For each line of the data below that holds "color", copy the line.

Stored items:
::::::::::

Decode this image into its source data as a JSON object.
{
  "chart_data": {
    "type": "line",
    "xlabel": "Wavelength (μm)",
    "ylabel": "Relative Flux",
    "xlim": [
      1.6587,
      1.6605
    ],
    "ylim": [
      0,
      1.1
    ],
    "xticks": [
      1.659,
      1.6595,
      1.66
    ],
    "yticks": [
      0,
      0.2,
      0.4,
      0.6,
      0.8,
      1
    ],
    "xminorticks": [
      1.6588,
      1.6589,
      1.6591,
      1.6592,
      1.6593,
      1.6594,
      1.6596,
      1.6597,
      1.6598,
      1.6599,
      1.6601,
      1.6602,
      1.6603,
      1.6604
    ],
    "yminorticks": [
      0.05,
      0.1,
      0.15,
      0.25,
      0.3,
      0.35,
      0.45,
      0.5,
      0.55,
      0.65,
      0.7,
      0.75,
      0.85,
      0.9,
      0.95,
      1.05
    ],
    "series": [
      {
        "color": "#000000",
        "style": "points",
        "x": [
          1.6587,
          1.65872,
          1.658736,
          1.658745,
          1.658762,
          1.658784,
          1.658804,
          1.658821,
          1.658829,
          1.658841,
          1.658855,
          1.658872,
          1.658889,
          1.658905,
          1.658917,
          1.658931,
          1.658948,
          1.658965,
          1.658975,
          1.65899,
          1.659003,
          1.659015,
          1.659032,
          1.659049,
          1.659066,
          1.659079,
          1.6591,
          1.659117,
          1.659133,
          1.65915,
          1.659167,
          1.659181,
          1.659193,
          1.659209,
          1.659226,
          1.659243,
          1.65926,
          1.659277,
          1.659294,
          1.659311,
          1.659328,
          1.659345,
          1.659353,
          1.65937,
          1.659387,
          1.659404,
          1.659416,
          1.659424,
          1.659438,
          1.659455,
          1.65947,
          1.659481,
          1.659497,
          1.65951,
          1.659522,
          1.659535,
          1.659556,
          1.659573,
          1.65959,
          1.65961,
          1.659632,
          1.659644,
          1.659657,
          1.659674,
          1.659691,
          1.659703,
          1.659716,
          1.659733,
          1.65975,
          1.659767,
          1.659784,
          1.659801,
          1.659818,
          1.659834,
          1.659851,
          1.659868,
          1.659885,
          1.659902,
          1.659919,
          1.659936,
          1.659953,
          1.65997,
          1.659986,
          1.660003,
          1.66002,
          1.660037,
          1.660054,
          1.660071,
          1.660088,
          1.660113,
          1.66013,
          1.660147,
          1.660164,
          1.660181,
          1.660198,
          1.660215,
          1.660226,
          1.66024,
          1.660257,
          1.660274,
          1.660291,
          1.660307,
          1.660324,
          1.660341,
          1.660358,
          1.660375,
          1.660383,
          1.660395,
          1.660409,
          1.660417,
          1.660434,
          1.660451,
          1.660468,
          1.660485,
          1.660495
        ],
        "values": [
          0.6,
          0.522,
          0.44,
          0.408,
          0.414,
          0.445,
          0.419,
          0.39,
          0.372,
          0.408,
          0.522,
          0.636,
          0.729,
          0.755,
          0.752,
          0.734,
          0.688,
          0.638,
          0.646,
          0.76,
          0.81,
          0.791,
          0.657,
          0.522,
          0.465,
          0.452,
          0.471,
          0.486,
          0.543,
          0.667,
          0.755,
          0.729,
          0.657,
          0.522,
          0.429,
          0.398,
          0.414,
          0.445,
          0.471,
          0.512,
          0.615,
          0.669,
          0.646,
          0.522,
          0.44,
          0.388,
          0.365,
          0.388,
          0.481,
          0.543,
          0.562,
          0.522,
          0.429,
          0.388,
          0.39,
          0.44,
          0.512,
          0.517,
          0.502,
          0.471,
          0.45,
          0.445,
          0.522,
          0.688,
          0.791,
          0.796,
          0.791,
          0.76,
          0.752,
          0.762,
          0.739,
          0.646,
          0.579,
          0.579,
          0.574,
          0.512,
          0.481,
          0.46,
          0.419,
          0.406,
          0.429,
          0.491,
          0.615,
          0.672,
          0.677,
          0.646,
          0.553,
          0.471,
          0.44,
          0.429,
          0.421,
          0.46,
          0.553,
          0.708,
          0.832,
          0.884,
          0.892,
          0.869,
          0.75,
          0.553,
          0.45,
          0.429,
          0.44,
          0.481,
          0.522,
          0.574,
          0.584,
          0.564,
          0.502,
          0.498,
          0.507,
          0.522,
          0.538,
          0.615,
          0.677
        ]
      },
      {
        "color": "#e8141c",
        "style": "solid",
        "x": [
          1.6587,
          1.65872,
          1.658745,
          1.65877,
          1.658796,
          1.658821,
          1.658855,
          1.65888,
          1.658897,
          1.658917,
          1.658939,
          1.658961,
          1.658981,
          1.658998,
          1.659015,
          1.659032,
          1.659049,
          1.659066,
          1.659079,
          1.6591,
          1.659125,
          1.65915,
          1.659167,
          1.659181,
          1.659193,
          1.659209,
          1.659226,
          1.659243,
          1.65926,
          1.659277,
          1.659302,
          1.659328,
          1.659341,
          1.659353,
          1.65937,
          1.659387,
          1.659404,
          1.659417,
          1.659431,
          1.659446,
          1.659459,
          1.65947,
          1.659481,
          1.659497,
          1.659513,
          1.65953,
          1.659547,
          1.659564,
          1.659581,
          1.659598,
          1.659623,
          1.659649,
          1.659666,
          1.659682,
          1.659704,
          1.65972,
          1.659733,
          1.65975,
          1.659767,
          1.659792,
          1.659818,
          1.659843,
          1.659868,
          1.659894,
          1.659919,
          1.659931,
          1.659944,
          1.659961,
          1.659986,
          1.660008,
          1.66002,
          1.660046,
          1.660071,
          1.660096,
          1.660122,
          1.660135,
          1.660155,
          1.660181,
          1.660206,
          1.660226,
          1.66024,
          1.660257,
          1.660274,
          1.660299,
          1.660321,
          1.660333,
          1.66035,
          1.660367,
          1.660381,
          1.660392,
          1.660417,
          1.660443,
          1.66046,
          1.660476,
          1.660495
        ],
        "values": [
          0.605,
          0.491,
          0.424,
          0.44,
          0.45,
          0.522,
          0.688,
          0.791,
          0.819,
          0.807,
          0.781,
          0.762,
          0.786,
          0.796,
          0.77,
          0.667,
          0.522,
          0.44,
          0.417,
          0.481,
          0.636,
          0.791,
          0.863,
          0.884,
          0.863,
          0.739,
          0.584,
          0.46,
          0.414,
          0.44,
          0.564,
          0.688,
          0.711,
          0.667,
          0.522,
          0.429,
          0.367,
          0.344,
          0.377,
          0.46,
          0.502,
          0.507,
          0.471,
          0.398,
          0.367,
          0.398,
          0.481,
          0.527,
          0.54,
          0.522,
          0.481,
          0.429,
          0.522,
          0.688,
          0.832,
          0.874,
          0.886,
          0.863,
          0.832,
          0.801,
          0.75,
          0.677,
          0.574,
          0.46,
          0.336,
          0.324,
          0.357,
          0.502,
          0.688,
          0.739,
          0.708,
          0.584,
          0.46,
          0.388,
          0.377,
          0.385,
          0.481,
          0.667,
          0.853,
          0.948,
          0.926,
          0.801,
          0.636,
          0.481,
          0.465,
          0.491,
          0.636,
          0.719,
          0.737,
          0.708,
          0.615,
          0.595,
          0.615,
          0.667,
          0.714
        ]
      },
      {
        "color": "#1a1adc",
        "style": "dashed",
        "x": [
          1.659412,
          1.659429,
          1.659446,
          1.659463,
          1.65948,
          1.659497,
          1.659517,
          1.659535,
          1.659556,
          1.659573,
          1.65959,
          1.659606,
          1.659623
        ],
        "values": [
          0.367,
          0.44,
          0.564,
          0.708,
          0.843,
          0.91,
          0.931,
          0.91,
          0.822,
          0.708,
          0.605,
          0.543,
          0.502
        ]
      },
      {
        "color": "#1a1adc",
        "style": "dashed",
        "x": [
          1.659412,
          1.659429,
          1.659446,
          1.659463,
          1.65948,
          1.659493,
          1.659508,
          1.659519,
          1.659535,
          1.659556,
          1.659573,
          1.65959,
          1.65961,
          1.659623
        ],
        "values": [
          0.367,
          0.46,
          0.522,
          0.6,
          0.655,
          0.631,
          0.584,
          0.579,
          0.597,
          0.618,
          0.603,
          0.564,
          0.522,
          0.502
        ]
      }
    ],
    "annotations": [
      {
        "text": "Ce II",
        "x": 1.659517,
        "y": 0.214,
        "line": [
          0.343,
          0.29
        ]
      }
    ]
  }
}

::::::::::

__EXPECTED ANSWER__
        "color": "#000000",
        "color": "#e8141c",
        "color": "#1a1adc",
        "color": "#1a1adc",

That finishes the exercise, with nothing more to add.